Persephone,  the daughter of Zeus and Demeter in Greek mythology, appears in films, works of literature, and in popular culture, both as a goddess character and through the symbolic use of her name. She becomes the queen of the underworld through her abduction by Hades, the god of the underworld. The myth of her abduction represents her dual function as the as chthonic (underworld) and vegetation goddess: a personification of vegetation, which shoots forth in Spring and withdraws into the earth after harvest. Proserpina is the Roman equivalent.

In film and television
Walt Disney's 1934 Silly Symphony short The Goddess of Spring adapts the story of Persephone's (voiced by Jessica Dragonette) abduction by Hades (voiced by Tudor Williams), and how she returns to the earth for half a year. She is not called by her name.
A character named Persephone appears in The Matrix Reloaded and The Matrix Revolutions, played by Monica Bellucci. She is the wife of the Merovingian, a powerful program that handles other programs exiled from the Matrix. In the Matrix Revolutions, they are seen together as being seated in a rave club named Club Hel, possibly a strong reference to Hel, the underworld of Norse Mythology, and Hell, the underworld in Christian Theology.
In the BBC Television series Spooks the title of Series 3 Episode 6 is "Persephone", referring to character Zoe Reynold's code name during an undercover operation.  The storyline parallels that of Greek mythology.
Persephone (played by Andrea Croton) appears in two episodes of Hercules: The Legendary Journeys.

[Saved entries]

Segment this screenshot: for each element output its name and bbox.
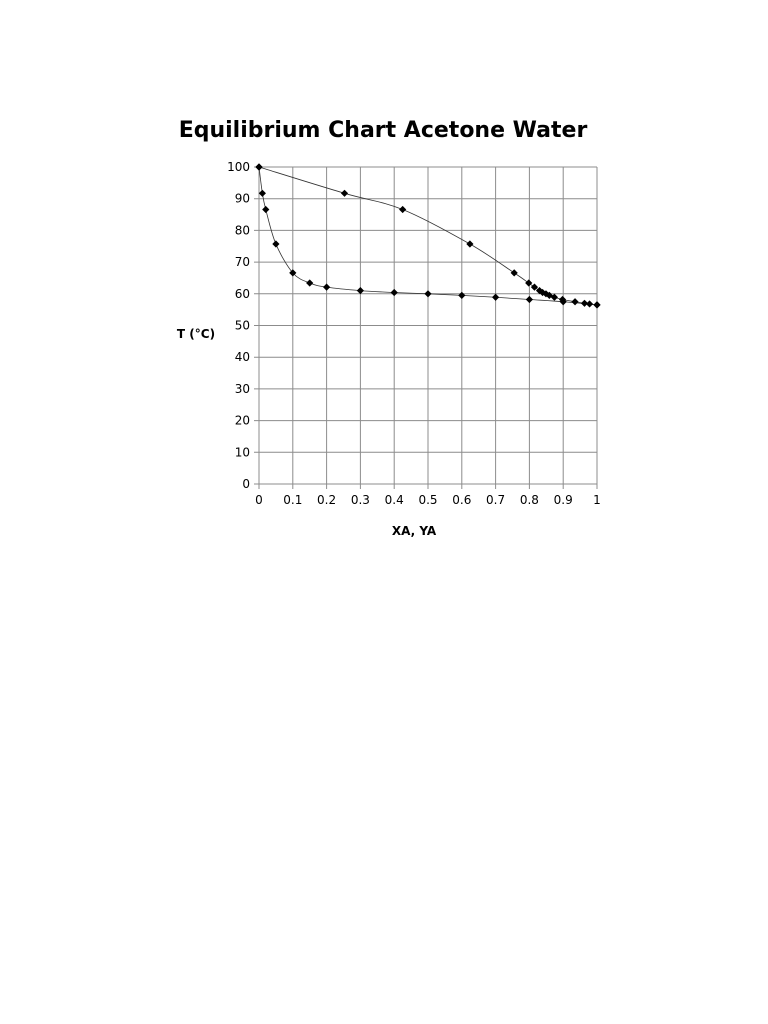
- series-1-point: [323, 283, 331, 291]
- series-1-point: [289, 269, 297, 277]
- series-1-point: [492, 293, 500, 301]
- chart-markers: [255, 163, 601, 309]
- series-1-point: [424, 290, 432, 298]
- x-tick-label: 0.7: [486, 493, 505, 507]
- series-1-point: [356, 287, 364, 295]
- y-tick-label: 0: [242, 477, 250, 491]
- series-2-point: [550, 293, 559, 301]
- y-tick-label: 10: [235, 445, 250, 459]
- series-1-point: [525, 295, 533, 304]
- series-2-point: [525, 279, 533, 287]
- series-2-point: [535, 287, 544, 295]
- series-1-point: [458, 291, 466, 299]
- x-axis-label: XA, YA: [392, 524, 437, 538]
- series-2-point: [542, 290, 550, 298]
- series-2-point: [585, 300, 594, 308]
- x-tick-label: 0.5: [418, 493, 437, 507]
- series-1-point: [390, 288, 398, 297]
- x-tick-label: 0.9: [554, 493, 573, 507]
- y-tick-label: 50: [235, 319, 250, 333]
- series-2-point: [580, 299, 589, 307]
- chart-ticks: 0 0.1 0.2 0.3 0.4 0.5 0.6 0.7 0.8 0.9 101020304050…: [227, 160, 601, 507]
- chart-grid: [254, 166, 598, 489]
- series-1-point: [306, 279, 314, 287]
- series-1-point: [262, 205, 270, 214]
- series-2-point: [530, 283, 539, 291]
- series-2-point: [538, 288, 547, 297]
- y-tick-label: 20: [235, 414, 250, 428]
- y-tick-label: 80: [235, 223, 250, 237]
- x-tick-label: 0.1: [283, 493, 302, 507]
- series-2-point: [399, 205, 407, 214]
- series-2-point: [340, 189, 349, 197]
- y-tick-label: 60: [235, 287, 250, 301]
- x-tick-label: 0.4: [385, 493, 404, 507]
- y-tick-label: 90: [235, 192, 250, 206]
- y-tick-label: 70: [235, 255, 250, 269]
- y-tick-label: 100: [227, 160, 250, 174]
- x-tick-label: 0.8: [520, 493, 539, 507]
- series-2-point: [558, 295, 567, 304]
- series-1-point: [272, 240, 280, 248]
- series-2-point: [571, 298, 579, 306]
- series-1-point: [258, 189, 266, 197]
- y-tick-label: 40: [235, 350, 250, 364]
- x-tick-label: 0.6: [452, 493, 471, 507]
- chart-title: Equilibrium Chart Acetone Water: [179, 118, 588, 143]
- x-tick-label: 0.3: [351, 493, 370, 507]
- series-2-point: [593, 301, 601, 309]
- series-2-point: [510, 269, 518, 277]
- x-tick-label: 0: [255, 493, 263, 507]
- y-axis-label: T (°C): [177, 327, 215, 341]
- series-2-point: [466, 240, 474, 248]
- y-tick-label: 30: [235, 382, 250, 396]
- series-2-point: [545, 291, 553, 299]
- x-tick-label: 0.2: [317, 493, 336, 507]
- x-tick-label: 1: [593, 493, 601, 507]
- series-2-point: [255, 163, 263, 171]
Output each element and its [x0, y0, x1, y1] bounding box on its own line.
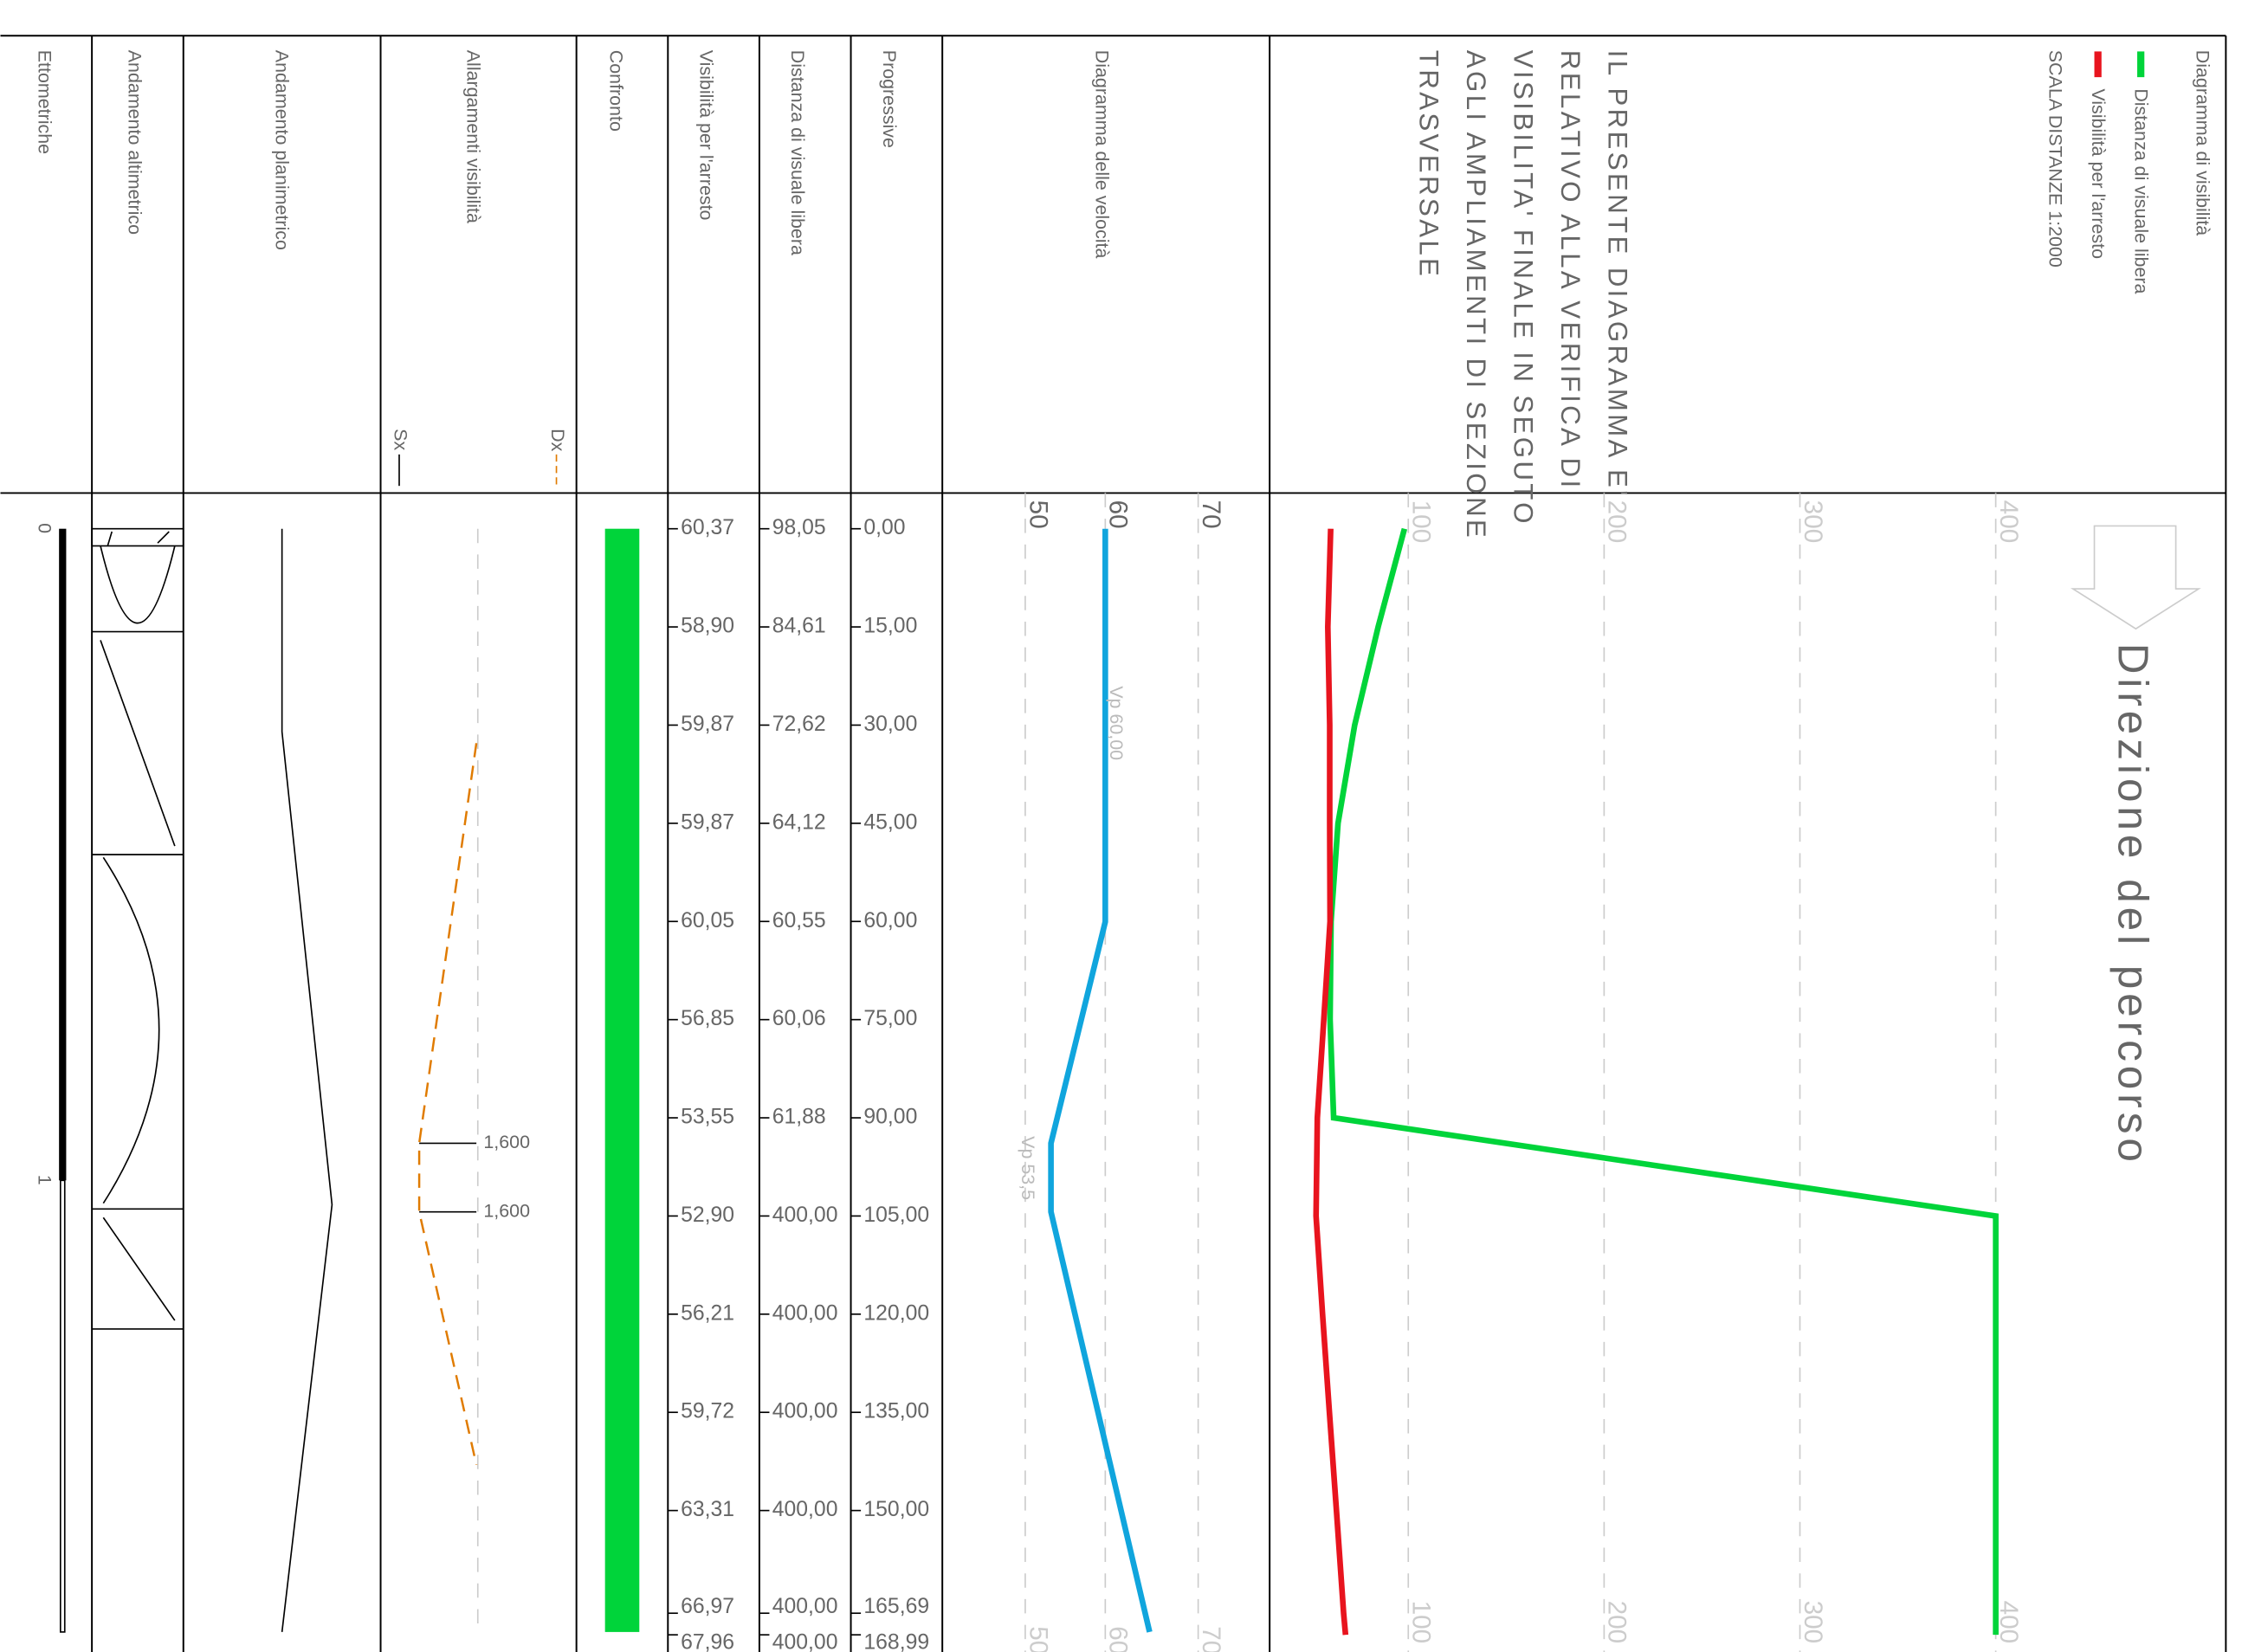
scale-label: 400 — [1994, 500, 2023, 544]
column-header: Confronto — [606, 50, 627, 132]
row-value: 400,00 — [772, 1400, 838, 1423]
widening-label: 1,600 — [483, 1200, 530, 1221]
column-header: Andamento planimetrico — [271, 50, 292, 250]
frame — [0, 35, 2227, 1652]
row-value: 135,00 — [863, 1400, 929, 1423]
row-value: 168,99 — [863, 1631, 929, 1652]
scale-label: 70 — [1197, 1626, 1225, 1652]
row-value: 0,00 — [863, 516, 905, 539]
free-sight-line — [1327, 527, 1999, 1636]
row-value: 15,00 — [863, 615, 917, 638]
key-label: Dx — [547, 429, 568, 451]
column-header: Progressive — [879, 50, 900, 148]
row-value: 98,05 — [772, 516, 826, 539]
velocity-profile — [1048, 528, 1153, 1633]
key-label: Sx — [390, 429, 410, 450]
row-value: 84,61 — [772, 615, 826, 638]
hectometer-label: 0 — [34, 523, 55, 533]
column-header: Andamento altimetrico — [124, 50, 145, 235]
row-value: 400,00 — [772, 1204, 838, 1227]
scale-label: 60 — [1104, 500, 1133, 529]
direction-label: Direzione del percorso — [2110, 643, 2157, 1166]
scale-label: 200 — [1603, 500, 1631, 544]
altimetric-profile — [91, 527, 184, 1330]
row-value: 67,96 — [681, 1631, 734, 1652]
legend-title: Diagramma di visibilità — [2193, 50, 2213, 236]
legend-scale: SCALA DISTANZE 1:2000 — [2045, 50, 2066, 268]
row-value: 400,00 — [772, 1631, 838, 1652]
row-value: 59,87 — [681, 713, 734, 736]
row-value: 56,21 — [681, 1301, 734, 1325]
row-value: 64,12 — [772, 810, 826, 834]
widening-label: 1,600 — [483, 1132, 530, 1152]
note-line: RELATIVO ALLA VERIFICA DI — [1555, 50, 1586, 491]
row-value: 53,55 — [681, 1106, 734, 1129]
note-line: TRASVERSALE — [1413, 50, 1444, 280]
row-value: 66,97 — [681, 1595, 734, 1618]
scale-label: 50 — [1024, 500, 1052, 529]
scale-label: 300 — [1799, 500, 1827, 544]
scale-label: 200 — [1603, 1601, 1631, 1644]
scale-label: 70 — [1197, 500, 1225, 529]
row-value: 60,05 — [681, 909, 734, 932]
row-value: 60,00 — [863, 909, 917, 932]
stop-visibility-line — [1313, 528, 1349, 1636]
column-header: Distanza di visuale libera — [787, 50, 808, 255]
row-value: 61,88 — [772, 1106, 826, 1129]
planimetric-profile — [281, 528, 333, 1632]
scale-label: 60 — [1104, 1626, 1133, 1652]
scale-label: 100 — [1407, 1601, 1436, 1644]
hectometer-label: 1 — [34, 1175, 55, 1185]
row-value: 165,69 — [863, 1595, 929, 1618]
note-line: AGLI AMPLIAMENTI DI SEZIONE — [1461, 50, 1491, 540]
row-value: 120,00 — [863, 1301, 929, 1325]
legend-item: Visibilità per l'arresto — [2088, 88, 2109, 259]
row-value: 52,90 — [681, 1204, 734, 1227]
row-value: 58,90 — [681, 615, 734, 638]
column-header: Ettometriche — [34, 50, 55, 154]
row-value: 30,00 — [863, 713, 917, 736]
scale-label: 400 — [1994, 1601, 2023, 1644]
hectometer-bar — [59, 528, 67, 1181]
row-value: 150,00 — [863, 1498, 929, 1521]
row-value: 63,31 — [681, 1498, 734, 1521]
legend-item: Distanza di visuale libera — [2131, 88, 2152, 294]
direction-arrow — [2070, 525, 2201, 630]
row-value: 72,62 — [772, 713, 826, 736]
row-value: 400,00 — [772, 1498, 838, 1521]
column-header: Visibilità per l'arresto — [696, 50, 717, 221]
hectometer-bar — [59, 1179, 66, 1633]
row-value: 45,00 — [863, 810, 917, 834]
note-line: VISIBILITA' FINALE IN SEGUTO — [1508, 50, 1538, 526]
widening-profile — [417, 743, 478, 1466]
row-value: 59,72 — [681, 1400, 734, 1423]
row-value: 60,06 — [772, 1007, 826, 1030]
row-value: 400,00 — [772, 1595, 838, 1618]
scale-label: 50 — [1024, 1626, 1052, 1652]
row-value: 59,87 — [681, 810, 734, 834]
row-value: 90,00 — [863, 1106, 917, 1129]
scale-label: 100 — [1407, 500, 1436, 544]
column-header: Allargamenti visibilità — [462, 50, 483, 223]
legend-swatch — [2137, 51, 2145, 78]
row-value: 56,85 — [681, 1007, 734, 1030]
row-value: 60,37 — [681, 516, 734, 539]
legend-swatch — [2094, 51, 2102, 78]
velocity-label: Vp 60,00 — [1106, 686, 1127, 760]
row-value: 400,00 — [772, 1301, 838, 1325]
row-value: 105,00 — [863, 1204, 929, 1227]
comparison-bar — [604, 528, 640, 1632]
row-value: 75,00 — [863, 1007, 917, 1030]
velocity-label: Vp 53,5 — [1018, 1136, 1038, 1200]
note-line: IL PRESENTE DIAGRAMMA E' — [1602, 50, 1632, 499]
column-header: Diagramma delle velocità — [1092, 50, 1113, 259]
scale-label: 300 — [1799, 1601, 1827, 1644]
row-value: 60,55 — [772, 909, 826, 932]
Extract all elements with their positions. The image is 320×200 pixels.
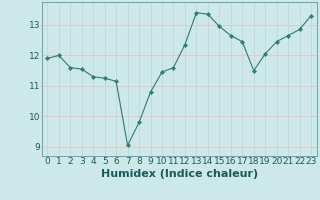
X-axis label: Humidex (Indice chaleur): Humidex (Indice chaleur) [100, 169, 258, 179]
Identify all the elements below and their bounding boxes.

• [Instructions to follow]: Extend the text on Persephone in popular culture, picking up after its last sentence. The saved entries are separate material, apart from the text on Persephone in popular culture.

• [Reply to the exercise]:
Persephone is portrayed by Elisabetta Genovese in Pasolini's The Canterbury Tales. In the film, Pluto gives the elderly, blind cuckold Sir January his sight back to see his wife cheating. In response, Persephone implants good excuses in the wife May's mind so that she can go unpunished. See also The Merchant's Tale.
 In the television series Once Upon a Time, Zelena, the Wicked Witch, takes the place of Persephone.
 In the 2018 movie The Fare, a cabdriver picks up a passenger named Penny on a desolate road. The cabdriver turns out to be Charon the ferryman and Penny is really Persephone and he ferries her back to the Underworld every year.

In literature
 Mary Shelley wrote a "mythological drama" titled "Proserpine," which was published posthumously.
 Algernon Charles Swinburne published "Hymn to Proserpine" and "The Garden of Proserpine" in 1866.
 Second April, a collection of poetry by Edna St. Vincent Millay published in 1921, contains two poems which make explicit reference to Persephone: "Ode to Silence" and "Prayer to Persephone."
 In Eva Ibbotson's young adult novel A Company of Swans the heroine Harriet Morton eats pomegranate seeds in the hope that will mean she has to remain in Brazil rather than go back to her family home in Cambridge.
 Persephone is a main character in the webcomic Lore Olympus.
 In The Last Olympian, the last book of Percy Jackson & the Olympians by Rick Riordan, Persephone convinces her husband Hades to spare the life of the demigod Percy Jackson.  She later re-appears with her mother and husband to fight Kronos.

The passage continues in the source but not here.